Work to complete: Every line containing the word "image" needs to be found and copied.

— BEGIN Given records —

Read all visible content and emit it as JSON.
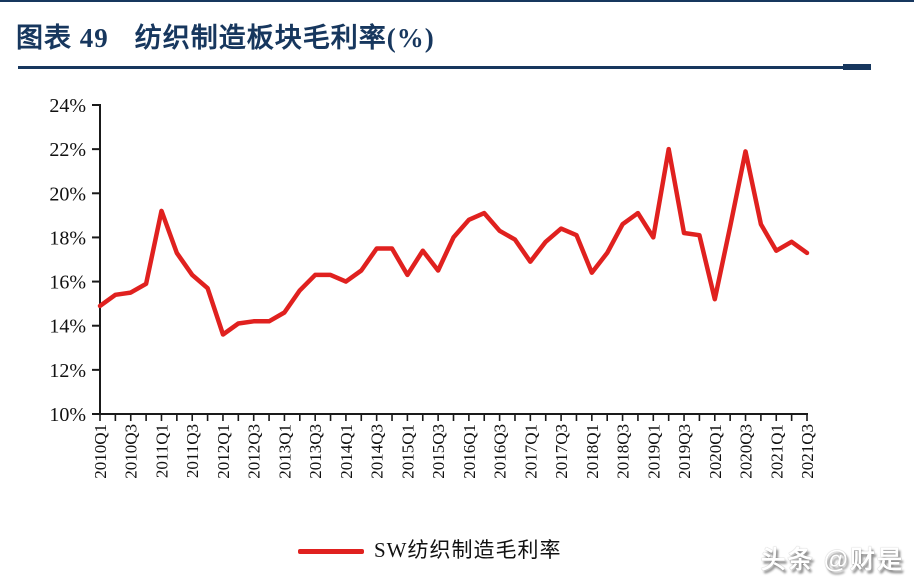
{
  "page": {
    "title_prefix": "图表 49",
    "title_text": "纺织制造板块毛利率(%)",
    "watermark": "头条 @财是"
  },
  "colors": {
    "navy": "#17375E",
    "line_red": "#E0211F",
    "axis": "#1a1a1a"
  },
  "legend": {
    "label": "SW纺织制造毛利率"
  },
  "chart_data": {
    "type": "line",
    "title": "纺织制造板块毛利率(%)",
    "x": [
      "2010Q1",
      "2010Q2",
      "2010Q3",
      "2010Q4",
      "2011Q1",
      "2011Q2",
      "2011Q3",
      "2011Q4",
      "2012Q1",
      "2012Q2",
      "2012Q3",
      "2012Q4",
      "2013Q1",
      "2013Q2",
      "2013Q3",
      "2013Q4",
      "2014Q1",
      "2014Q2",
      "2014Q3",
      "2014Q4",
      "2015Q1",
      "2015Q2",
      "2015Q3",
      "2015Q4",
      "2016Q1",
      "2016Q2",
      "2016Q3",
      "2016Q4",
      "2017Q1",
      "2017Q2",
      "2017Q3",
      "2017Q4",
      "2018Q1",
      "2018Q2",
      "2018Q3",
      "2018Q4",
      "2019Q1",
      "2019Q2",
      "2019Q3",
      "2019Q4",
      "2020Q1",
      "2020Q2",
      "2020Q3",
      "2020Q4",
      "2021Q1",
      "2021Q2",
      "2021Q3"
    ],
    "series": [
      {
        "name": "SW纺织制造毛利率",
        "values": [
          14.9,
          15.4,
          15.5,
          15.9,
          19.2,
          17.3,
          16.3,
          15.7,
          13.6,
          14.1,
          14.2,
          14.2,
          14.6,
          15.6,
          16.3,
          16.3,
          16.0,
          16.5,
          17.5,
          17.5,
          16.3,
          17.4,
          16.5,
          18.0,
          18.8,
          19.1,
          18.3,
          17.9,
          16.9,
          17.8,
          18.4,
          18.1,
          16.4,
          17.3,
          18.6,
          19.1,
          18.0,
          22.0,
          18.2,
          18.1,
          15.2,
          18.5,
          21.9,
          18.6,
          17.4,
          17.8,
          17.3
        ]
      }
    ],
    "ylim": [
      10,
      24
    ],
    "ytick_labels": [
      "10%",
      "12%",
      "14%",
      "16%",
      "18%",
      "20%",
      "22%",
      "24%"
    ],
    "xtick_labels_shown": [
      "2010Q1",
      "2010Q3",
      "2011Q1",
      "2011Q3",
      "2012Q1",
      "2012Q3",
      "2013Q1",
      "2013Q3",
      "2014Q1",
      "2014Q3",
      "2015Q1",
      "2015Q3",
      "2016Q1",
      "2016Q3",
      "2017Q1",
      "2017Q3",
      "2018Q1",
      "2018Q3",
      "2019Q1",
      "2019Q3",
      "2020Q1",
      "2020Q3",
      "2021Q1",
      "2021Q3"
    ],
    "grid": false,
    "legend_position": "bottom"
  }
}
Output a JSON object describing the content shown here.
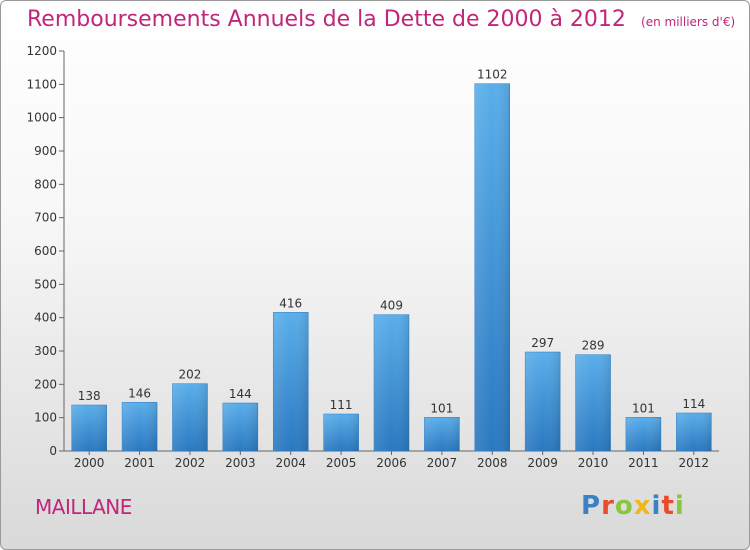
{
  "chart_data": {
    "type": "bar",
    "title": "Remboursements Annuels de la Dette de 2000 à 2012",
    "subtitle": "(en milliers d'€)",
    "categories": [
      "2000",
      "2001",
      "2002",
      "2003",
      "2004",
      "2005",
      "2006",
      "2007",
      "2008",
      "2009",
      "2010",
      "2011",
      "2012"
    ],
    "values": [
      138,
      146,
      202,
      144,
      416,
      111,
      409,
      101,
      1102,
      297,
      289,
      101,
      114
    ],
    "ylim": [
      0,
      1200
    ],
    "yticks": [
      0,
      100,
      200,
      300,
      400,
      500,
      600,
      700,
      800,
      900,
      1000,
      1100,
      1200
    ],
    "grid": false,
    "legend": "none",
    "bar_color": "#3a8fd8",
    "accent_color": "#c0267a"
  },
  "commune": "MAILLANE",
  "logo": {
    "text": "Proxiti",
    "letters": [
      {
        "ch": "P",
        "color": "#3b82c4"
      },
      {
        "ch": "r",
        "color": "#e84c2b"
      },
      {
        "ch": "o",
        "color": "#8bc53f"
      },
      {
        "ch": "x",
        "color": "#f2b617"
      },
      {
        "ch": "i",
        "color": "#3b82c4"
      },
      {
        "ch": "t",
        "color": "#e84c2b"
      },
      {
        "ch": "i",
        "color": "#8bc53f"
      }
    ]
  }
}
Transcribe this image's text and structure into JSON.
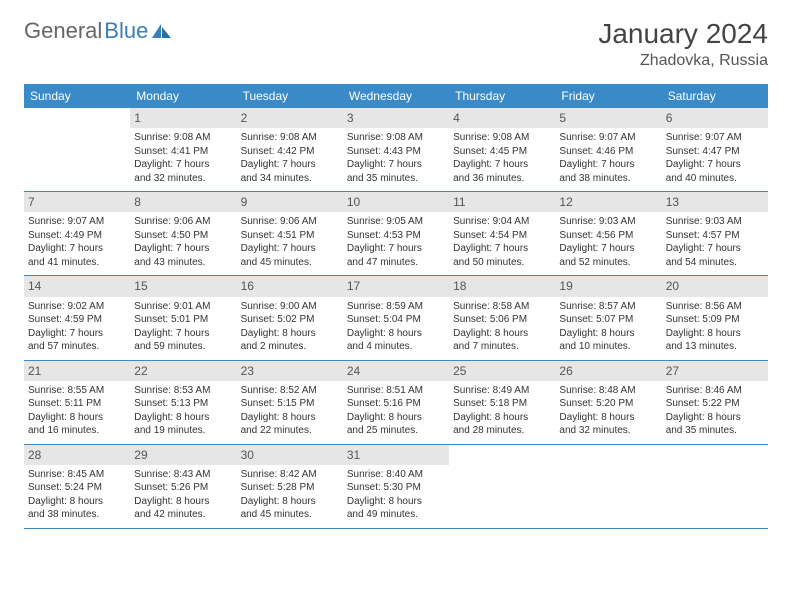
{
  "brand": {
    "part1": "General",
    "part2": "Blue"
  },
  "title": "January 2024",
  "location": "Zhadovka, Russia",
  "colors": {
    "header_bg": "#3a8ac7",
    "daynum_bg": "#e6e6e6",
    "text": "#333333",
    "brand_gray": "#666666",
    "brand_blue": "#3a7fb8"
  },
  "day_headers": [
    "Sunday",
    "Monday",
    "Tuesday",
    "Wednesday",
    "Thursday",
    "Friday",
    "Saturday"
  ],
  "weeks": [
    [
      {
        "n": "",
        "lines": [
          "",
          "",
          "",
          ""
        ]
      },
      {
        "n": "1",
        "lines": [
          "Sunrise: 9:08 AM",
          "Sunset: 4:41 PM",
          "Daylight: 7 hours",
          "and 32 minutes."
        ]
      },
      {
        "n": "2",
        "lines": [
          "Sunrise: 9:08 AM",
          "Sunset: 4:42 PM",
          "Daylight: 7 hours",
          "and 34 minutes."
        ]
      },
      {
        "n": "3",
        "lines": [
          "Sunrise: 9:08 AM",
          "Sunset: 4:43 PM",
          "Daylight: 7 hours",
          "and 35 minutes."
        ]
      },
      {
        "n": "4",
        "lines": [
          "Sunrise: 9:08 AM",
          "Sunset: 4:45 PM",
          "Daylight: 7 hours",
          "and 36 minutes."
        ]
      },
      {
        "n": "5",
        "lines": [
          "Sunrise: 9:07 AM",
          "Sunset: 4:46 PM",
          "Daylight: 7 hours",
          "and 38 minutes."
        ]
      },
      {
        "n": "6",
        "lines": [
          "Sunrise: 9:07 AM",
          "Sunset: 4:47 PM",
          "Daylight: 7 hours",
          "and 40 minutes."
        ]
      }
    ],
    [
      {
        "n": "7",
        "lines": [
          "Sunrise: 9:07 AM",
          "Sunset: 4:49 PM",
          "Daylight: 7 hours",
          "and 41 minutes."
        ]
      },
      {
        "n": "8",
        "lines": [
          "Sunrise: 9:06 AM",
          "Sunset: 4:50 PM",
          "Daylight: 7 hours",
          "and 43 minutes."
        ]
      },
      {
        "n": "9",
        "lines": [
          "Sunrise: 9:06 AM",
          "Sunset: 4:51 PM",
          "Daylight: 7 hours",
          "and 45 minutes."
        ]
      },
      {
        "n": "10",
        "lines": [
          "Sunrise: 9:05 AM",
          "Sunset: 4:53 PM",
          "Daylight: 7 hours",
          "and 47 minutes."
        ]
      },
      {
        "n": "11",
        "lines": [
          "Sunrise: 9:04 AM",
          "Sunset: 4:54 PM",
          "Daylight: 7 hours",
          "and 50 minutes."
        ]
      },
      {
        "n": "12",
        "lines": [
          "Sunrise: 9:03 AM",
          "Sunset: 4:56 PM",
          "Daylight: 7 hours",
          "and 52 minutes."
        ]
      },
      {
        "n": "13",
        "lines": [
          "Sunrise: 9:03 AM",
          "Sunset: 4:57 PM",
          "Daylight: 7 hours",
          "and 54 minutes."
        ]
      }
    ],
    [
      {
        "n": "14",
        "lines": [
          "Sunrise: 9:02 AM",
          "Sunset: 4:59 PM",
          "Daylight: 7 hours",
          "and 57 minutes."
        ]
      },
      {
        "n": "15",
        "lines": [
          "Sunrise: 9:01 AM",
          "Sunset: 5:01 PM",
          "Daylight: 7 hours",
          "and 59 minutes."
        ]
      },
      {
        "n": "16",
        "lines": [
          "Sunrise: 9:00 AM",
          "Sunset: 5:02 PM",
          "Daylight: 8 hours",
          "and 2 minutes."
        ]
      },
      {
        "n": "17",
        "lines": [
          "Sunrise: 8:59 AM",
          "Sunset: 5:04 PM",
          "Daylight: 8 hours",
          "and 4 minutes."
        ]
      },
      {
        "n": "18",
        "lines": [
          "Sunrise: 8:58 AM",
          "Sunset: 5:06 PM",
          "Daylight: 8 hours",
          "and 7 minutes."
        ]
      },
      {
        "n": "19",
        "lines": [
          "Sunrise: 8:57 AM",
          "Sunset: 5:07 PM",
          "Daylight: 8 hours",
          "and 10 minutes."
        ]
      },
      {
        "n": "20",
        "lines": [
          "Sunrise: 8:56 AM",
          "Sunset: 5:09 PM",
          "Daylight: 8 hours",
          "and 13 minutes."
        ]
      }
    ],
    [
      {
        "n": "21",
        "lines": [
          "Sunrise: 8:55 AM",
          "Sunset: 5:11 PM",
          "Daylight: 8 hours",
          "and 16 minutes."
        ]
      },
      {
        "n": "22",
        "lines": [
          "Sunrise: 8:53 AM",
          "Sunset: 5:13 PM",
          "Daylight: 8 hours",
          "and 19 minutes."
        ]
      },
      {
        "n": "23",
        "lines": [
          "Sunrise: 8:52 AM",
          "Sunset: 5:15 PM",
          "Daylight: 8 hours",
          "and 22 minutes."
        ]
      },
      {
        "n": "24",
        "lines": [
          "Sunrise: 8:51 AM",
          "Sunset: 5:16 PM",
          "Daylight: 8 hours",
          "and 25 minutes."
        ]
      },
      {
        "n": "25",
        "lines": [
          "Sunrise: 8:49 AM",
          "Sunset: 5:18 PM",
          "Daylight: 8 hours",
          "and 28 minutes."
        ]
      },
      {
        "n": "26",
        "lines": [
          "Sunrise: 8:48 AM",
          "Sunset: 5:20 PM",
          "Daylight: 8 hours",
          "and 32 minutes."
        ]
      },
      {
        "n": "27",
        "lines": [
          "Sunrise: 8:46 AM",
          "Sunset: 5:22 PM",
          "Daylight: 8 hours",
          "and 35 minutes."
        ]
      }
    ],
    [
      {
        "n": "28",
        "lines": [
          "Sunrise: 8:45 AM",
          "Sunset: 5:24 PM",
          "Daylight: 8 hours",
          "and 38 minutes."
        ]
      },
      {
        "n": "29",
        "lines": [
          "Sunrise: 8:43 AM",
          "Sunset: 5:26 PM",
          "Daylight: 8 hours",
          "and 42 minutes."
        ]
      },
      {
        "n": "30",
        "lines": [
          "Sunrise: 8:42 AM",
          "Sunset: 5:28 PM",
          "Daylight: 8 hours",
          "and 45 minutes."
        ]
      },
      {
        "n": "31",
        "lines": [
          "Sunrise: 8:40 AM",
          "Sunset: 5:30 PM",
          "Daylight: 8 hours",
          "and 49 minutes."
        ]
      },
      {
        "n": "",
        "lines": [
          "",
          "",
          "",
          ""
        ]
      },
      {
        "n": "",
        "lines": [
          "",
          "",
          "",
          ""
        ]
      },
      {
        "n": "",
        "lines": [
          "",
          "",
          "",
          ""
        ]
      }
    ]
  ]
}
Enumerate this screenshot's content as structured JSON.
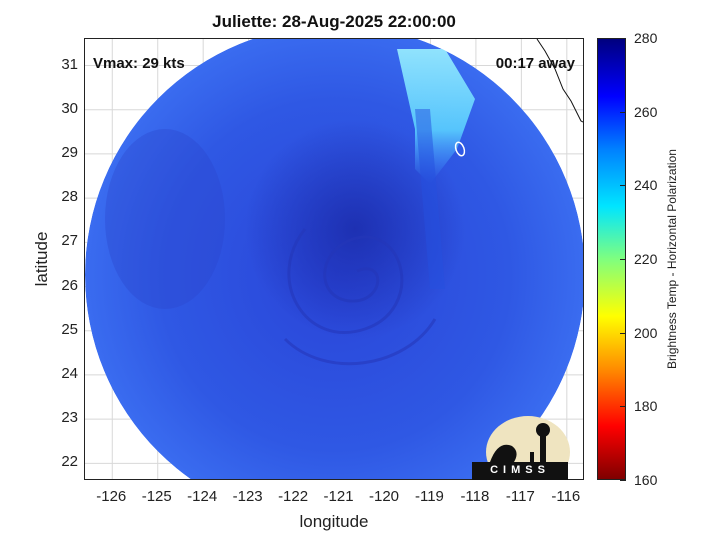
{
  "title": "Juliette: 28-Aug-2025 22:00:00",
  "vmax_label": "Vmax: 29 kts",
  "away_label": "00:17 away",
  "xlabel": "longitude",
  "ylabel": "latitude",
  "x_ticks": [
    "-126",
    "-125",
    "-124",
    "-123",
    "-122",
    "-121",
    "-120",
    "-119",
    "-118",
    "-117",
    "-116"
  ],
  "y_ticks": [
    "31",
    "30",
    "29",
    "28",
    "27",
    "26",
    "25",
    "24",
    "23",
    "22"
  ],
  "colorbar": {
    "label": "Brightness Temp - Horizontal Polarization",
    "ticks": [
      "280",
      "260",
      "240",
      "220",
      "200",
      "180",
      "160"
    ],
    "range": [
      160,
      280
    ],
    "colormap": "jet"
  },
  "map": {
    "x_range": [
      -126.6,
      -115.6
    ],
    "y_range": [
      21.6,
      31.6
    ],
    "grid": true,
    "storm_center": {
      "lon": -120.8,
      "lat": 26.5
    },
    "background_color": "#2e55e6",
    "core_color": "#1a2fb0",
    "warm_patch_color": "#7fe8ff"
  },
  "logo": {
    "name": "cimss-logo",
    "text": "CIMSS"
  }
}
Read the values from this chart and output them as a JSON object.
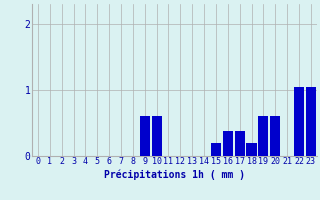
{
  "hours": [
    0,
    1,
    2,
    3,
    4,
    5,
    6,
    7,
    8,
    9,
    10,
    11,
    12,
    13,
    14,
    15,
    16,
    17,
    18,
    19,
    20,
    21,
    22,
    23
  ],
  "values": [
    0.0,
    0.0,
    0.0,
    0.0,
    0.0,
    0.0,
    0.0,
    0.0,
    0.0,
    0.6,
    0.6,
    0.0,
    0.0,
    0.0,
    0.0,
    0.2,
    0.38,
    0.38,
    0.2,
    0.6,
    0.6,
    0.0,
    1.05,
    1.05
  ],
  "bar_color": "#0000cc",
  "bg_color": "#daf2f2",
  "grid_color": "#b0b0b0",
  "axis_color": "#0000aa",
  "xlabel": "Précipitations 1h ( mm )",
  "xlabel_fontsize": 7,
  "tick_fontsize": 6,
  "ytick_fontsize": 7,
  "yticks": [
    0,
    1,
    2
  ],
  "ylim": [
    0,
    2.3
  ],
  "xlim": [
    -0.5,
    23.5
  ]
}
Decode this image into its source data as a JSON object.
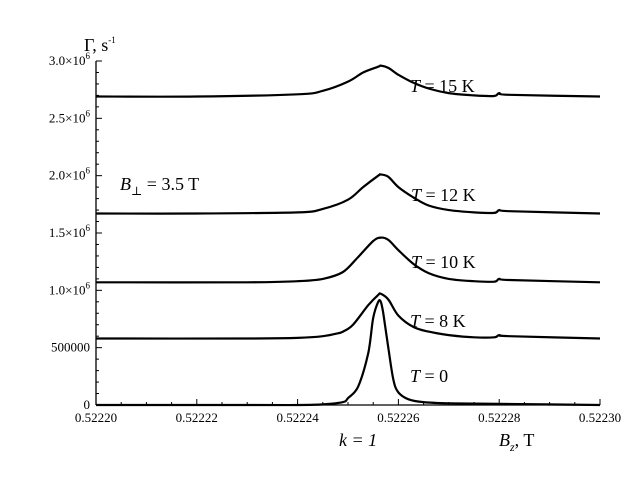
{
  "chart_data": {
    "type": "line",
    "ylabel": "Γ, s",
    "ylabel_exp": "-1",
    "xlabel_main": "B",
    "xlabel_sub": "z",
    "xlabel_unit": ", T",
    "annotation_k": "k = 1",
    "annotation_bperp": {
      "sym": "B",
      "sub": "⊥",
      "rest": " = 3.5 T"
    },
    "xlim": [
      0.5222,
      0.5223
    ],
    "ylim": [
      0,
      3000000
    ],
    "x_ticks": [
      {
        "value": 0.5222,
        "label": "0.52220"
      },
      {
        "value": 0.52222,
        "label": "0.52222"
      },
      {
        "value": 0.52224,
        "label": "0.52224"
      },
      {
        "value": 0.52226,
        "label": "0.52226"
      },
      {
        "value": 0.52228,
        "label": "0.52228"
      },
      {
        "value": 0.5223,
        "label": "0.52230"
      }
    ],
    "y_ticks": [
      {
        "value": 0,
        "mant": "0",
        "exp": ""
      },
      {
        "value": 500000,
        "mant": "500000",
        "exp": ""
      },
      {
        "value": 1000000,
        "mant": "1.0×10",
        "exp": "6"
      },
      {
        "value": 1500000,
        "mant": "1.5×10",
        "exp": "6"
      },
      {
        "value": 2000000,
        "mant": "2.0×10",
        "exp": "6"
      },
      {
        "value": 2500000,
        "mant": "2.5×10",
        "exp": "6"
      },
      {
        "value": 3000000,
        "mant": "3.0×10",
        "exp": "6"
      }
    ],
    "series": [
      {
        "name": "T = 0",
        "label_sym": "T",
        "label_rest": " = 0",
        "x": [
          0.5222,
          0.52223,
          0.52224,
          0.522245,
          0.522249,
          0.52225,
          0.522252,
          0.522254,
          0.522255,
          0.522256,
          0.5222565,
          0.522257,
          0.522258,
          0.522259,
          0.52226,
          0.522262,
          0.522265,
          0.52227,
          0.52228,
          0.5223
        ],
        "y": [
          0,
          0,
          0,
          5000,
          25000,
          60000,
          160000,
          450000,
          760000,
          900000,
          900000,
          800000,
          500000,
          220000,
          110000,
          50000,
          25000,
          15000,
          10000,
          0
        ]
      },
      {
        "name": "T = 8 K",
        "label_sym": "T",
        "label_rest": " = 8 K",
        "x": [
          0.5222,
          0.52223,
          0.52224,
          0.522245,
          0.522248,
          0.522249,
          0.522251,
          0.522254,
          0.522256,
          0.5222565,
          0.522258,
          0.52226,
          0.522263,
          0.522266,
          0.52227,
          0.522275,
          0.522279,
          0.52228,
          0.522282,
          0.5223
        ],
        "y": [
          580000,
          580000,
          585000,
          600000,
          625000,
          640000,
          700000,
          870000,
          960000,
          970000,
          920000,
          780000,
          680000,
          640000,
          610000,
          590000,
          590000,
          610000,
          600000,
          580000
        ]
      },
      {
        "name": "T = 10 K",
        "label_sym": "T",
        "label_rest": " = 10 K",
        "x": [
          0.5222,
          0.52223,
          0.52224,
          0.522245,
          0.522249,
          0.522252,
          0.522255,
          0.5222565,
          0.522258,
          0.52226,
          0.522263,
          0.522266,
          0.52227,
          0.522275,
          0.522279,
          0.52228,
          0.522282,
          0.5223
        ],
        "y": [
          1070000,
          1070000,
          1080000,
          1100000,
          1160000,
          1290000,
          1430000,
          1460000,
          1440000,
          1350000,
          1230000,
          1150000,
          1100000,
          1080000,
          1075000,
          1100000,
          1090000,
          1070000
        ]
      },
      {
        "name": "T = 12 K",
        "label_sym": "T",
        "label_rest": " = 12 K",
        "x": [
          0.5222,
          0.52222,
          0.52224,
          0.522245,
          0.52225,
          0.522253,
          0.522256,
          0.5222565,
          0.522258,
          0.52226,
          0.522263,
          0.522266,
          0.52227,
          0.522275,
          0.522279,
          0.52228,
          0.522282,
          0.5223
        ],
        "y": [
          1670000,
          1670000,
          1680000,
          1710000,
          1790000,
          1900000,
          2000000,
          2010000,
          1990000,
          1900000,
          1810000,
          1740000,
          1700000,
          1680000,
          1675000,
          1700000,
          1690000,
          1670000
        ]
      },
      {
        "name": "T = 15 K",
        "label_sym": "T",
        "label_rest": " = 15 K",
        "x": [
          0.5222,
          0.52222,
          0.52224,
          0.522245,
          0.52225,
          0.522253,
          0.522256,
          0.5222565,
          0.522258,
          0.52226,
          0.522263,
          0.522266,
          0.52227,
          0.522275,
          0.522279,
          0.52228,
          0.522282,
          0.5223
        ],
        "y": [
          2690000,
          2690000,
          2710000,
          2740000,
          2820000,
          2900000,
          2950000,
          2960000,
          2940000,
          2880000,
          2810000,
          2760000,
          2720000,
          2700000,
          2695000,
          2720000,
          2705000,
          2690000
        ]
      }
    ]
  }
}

— END Given records —

Task response:
Transcribe this image's text and structure into JSON.
Decode this image into its source data as a JSON object.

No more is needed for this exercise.